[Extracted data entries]
○ ○ ○

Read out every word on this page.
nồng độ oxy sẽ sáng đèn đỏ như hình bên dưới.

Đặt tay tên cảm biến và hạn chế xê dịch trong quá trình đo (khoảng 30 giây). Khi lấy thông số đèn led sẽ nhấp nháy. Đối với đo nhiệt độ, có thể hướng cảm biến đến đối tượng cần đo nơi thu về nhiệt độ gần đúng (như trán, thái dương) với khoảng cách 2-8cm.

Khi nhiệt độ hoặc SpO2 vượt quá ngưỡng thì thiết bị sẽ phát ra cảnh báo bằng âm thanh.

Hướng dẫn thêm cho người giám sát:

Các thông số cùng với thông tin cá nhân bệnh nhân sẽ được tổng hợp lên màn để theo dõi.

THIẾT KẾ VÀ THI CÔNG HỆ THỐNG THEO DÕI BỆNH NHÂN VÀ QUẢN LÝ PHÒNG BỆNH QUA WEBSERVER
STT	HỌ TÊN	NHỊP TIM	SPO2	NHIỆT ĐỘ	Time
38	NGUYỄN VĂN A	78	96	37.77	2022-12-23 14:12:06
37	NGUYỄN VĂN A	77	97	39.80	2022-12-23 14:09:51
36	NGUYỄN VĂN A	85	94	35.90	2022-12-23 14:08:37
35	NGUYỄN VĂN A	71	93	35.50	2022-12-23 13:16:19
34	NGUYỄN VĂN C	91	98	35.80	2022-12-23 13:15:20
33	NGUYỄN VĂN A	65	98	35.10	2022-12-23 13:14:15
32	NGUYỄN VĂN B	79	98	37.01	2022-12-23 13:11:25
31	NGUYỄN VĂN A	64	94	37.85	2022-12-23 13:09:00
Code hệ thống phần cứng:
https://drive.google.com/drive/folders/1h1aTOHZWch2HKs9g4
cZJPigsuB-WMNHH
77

○ ○ ○

[WHAT THE EXERCISE ASKS]
Recopy the whole listing exactly.

[WRITTEN SOLUTION]
Read out every word on this page.
nồng độ oxy sẽ sáng đèn đỏ như hình bên dưới.

Đặt tay tên cảm biến và hạn chế xê dịch trong quá trình đo (khoảng 30 giây). Khi lấy thông số đèn led sẽ nhấp nháy. Đối với đo nhiệt độ, có thể hướng cảm biến đến đối tượng cần đo nơi thu về nhiệt độ gần đúng (như trán, thái dương) với khoảng cách 2-8cm.

Khi nhiệt độ hoặc SpO2 vượt quá ngưỡng thì thiết bị sẽ phát ra cảnh báo bằng âm thanh.

Hướng dẫn thêm cho người giám sát:

Các thông số cùng với thông tin cá nhân bệnh nhân sẽ được tổng hợp lên màn để theo dõi.

THIẾT KẾ VÀ THI CÔNG HỆ THỐNG THEO DÕI BỆNH NHÂN VÀ QUẢN LÝ PHÒNG BỆNH QUA WEBSERVER
STT	HỌ TÊN	NHỊP TIM	SPO2	NHIỆT ĐỘ	Time
38	NGUYỄN VĂN A	78	96	37.77	2022-12-23 14:12:06
37	NGUYỄN VĂN A	77	97	39.80	2022-12-23 14:09:51
36	NGUYỄN VĂN A	85	94	35.90	2022-12-23 14:08:37
35	NGUYỄN VĂN A	71	93	35.50	2022-12-23 13:16:19
34	NGUYỄN VĂN C	91	98	35.80	2022-12-23 13:15:20
33	NGUYỄN VĂN A	65	98	35.10	2022-12-23 13:14:15
32	NGUYỄN VĂN B	79	98	37.01	2022-12-23 13:11:25
31	NGUYỄN VĂN A	64	94	37.85	2022-12-23 13:09:00
Code hệ thống phần cứng:
https://drive.google.com/drive/folders/1h1aTOHZWch2HKs9g4
cZJPigsuB-WMNHH
77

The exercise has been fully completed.